Given passage —
◆ ◆ ◆

Reviewed by Brighid Mooney
If TV watchers rely on Television Without Pity for merciless accounts of their favorite shows, world watchers turn to Greg Proops' comedy without pity, AudibleProops, for a satirically astute assessment of all that is newsworthy. "An aural missile from the left coast aimed directly at the heart of America," the bi-weekly comedy series on Audible.com is a chance for Proops to wax comedic on politics, current events and multitudinous public figures. But AudibleProops is a far cry from his best known and comparably innocuous work on the improv television series Whose Line Is It Anyway?, and the hints of sarcasm, rancor and vitriol that escaped the censors of network TV are now allowed to flow fulsome and unrestrained through the boundless reaches of cyberspace.

◆ ◆ ◆

Extracted entries —
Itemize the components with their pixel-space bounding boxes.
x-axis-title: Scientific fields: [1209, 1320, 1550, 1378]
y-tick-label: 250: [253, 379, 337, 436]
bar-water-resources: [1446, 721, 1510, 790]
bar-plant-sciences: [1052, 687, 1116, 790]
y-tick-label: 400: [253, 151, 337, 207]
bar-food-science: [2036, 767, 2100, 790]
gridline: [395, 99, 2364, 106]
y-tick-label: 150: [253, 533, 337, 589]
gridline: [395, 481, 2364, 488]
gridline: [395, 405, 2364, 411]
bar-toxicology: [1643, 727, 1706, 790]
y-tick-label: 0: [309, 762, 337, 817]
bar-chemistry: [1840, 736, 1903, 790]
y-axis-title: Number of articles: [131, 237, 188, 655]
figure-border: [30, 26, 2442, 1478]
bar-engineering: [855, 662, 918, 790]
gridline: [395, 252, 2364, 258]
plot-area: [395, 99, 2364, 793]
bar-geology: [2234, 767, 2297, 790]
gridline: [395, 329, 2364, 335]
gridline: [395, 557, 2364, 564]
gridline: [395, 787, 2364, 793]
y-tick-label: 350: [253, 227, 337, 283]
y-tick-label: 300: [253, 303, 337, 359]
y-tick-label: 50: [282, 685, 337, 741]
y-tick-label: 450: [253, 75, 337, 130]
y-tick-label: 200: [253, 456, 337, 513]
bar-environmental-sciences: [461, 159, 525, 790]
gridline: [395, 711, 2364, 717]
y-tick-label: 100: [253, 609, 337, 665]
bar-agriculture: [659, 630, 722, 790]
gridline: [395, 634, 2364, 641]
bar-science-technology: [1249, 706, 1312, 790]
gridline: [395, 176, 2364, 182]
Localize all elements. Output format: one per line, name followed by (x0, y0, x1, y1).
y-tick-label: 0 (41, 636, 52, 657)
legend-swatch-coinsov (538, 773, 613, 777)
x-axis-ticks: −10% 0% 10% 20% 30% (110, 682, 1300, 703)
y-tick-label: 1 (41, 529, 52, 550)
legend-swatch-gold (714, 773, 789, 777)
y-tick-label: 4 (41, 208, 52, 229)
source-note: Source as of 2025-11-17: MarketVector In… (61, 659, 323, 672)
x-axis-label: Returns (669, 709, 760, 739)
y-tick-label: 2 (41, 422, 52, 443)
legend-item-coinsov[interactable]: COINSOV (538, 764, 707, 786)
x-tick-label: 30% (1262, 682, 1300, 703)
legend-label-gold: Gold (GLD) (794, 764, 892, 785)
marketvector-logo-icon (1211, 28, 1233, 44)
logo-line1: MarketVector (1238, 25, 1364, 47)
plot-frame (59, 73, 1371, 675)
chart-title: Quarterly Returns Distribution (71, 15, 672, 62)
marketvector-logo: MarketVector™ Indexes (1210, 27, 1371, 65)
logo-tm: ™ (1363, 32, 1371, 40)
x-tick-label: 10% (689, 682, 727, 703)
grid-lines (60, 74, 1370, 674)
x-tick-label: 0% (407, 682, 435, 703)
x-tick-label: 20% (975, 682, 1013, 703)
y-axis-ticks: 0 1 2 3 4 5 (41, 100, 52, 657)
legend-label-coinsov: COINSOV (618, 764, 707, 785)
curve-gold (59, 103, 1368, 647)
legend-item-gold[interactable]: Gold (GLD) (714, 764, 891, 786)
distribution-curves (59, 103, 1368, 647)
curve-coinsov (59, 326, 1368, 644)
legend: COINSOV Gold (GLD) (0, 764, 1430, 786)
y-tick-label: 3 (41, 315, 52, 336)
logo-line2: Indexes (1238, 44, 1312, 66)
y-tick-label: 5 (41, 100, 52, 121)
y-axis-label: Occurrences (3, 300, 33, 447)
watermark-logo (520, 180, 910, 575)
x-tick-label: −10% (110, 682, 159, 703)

◆ ◆ ◆

What this exercise asks —
a) In the AudibleProops review, translate this sentence into Spanish: "If TV watchers rely on Television Without Pity for merciless accounts of their favorite shows, world watchers turn to Greg Proops' comedy without pity, AudibleProops, for a satirically astute assessment of all that is newsworthy."
b) Extend the AudibleProops review by one paragraph, starting right after its final sentence.

Answers by task —
a) Si los televidentes confían en Television Without Pity para obtener reseñas despiadadas de sus programas favoritos, quienes siguen la actualidad mundial recurren a la comedia sin piedad de Greg Proops, AudibleProops, en busca de una evaluación satíricamente aguda de todo lo que es noticia.

b)
Despite an admittedly leftist bias, liberals and conservatives alike are fair game for the misanthropic wrath of Proops, who seeks "to destroy everything that's wrong with America." Whenever freedom is being trounced upon, whenever logic is being exasperatingly cast aside, whenever stupidity, absurdity or ineptitude threaten to take us over, Proops is there with a snarky comment to expose the comedy and the irony of the situation. Proops is relentless in his satire, taking shots at everyone from George Bush and his cronies, to Rush Limbaugh, Michael Moore, and Paris Hilton. Unfailingly intelligent, verbose, and malignant, Proops makes no attempt to be politically correct or universally agreeable, and happily rants on issues like smoking, steroids, gay marriage, and the war in Iraq. "I'd like to go on the record and say I am for both gay marriage and steroid use," he quips, "and if you can combine them, so much the better." Marked by the smug derision of someone who knows he's smarter than most of the rest of us, AudibleProops is peppered with both foreign words and profanity and is punctuated by overt sound effects and the echo of his own laughter.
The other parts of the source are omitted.